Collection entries
==*==
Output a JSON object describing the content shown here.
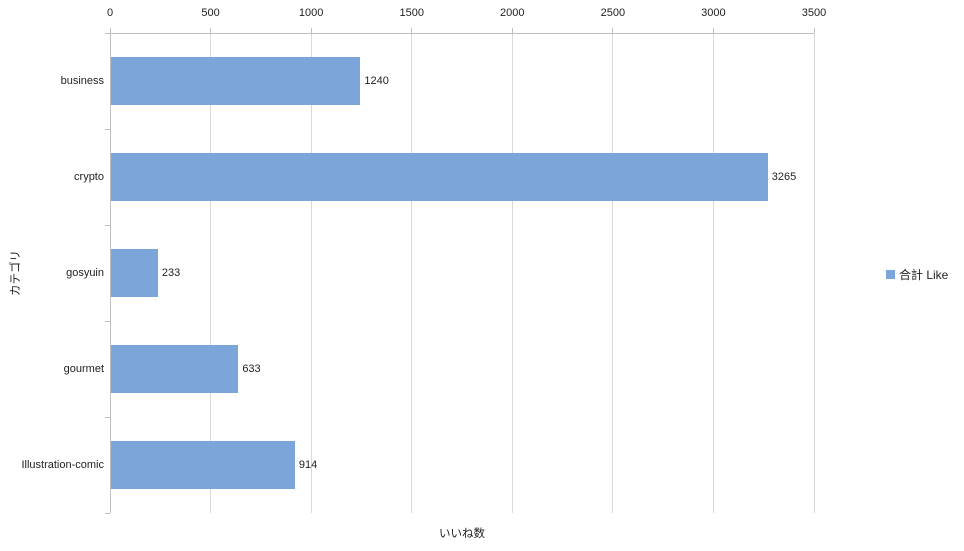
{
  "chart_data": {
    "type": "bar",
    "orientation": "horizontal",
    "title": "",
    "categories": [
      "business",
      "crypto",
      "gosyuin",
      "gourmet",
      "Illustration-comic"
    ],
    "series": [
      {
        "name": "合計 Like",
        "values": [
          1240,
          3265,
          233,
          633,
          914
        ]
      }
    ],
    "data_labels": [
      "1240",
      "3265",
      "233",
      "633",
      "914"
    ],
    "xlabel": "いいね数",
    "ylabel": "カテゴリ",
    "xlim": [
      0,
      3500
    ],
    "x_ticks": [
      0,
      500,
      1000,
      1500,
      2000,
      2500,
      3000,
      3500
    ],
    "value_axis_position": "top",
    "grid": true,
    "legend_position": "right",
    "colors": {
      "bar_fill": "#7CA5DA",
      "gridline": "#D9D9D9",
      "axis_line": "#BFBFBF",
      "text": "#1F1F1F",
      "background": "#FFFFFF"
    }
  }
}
==*==
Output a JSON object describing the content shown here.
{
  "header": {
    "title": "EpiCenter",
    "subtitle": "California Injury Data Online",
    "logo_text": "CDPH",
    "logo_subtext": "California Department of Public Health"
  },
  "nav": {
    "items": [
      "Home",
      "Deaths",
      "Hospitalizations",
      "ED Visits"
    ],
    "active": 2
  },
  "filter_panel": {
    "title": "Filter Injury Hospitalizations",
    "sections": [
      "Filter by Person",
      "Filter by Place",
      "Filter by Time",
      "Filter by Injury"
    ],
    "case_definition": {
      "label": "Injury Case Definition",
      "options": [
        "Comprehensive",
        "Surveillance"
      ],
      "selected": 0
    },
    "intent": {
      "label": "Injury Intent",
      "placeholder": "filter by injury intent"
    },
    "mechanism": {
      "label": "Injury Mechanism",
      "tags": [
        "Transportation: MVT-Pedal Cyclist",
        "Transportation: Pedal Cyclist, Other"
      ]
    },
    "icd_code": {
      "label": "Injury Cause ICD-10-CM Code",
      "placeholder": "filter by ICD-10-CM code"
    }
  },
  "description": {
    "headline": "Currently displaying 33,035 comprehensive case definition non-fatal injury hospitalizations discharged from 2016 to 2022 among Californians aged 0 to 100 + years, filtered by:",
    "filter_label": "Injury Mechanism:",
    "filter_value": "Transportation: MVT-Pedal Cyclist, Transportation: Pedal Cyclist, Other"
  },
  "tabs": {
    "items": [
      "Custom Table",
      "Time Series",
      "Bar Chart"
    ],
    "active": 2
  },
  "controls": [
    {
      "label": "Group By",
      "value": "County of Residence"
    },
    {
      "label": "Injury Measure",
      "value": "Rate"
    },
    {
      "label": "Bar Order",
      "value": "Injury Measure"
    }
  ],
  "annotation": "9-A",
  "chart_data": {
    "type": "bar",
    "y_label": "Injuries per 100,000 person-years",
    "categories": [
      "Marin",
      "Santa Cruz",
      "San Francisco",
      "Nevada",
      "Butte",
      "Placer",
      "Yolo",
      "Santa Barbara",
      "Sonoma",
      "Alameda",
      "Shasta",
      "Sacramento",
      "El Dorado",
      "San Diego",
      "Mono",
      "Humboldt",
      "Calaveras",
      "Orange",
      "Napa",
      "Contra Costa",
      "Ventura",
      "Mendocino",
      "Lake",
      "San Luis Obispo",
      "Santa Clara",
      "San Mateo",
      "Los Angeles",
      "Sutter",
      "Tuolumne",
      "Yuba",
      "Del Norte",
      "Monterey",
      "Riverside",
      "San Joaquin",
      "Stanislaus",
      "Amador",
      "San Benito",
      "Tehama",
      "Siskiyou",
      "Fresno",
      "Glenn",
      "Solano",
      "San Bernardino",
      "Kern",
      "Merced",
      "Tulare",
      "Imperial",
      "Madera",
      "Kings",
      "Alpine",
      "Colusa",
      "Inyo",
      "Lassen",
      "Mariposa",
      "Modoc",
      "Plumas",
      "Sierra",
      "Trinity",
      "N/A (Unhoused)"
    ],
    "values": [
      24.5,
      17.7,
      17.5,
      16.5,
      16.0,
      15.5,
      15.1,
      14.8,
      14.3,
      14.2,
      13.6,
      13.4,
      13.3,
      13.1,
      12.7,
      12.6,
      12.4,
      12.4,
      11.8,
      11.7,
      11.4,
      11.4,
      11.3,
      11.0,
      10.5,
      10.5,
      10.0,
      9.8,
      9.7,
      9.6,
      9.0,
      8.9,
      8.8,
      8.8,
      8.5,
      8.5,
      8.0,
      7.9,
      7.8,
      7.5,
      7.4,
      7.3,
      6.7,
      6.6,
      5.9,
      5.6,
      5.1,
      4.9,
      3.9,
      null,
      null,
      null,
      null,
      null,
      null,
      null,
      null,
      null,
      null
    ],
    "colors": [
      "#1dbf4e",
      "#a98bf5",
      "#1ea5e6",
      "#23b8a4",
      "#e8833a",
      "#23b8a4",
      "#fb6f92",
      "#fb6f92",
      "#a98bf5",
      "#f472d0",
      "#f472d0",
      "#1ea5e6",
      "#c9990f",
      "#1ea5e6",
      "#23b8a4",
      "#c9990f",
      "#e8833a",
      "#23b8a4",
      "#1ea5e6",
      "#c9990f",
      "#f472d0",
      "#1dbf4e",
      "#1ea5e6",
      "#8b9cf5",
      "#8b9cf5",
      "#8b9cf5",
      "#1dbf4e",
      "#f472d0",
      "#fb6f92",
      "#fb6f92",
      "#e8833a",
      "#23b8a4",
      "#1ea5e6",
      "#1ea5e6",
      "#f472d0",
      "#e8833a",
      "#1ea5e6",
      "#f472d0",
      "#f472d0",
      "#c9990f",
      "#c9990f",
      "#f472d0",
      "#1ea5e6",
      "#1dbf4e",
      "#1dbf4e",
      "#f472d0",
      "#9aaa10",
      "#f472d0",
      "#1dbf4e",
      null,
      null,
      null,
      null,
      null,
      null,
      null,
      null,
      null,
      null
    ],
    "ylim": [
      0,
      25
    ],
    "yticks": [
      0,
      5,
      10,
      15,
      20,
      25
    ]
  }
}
==*==
-- AIM --
Copy each line above containing the string "Pedal".

-- ANSWER TO THIS PROBLEM --
        "Transportation: MVT-Pedal Cyclist",
        "Transportation: Pedal Cyclist, Other"
    "filter_value": "Transportation: MVT-Pedal Cyclist, Transportation: Pedal Cyclist, Other"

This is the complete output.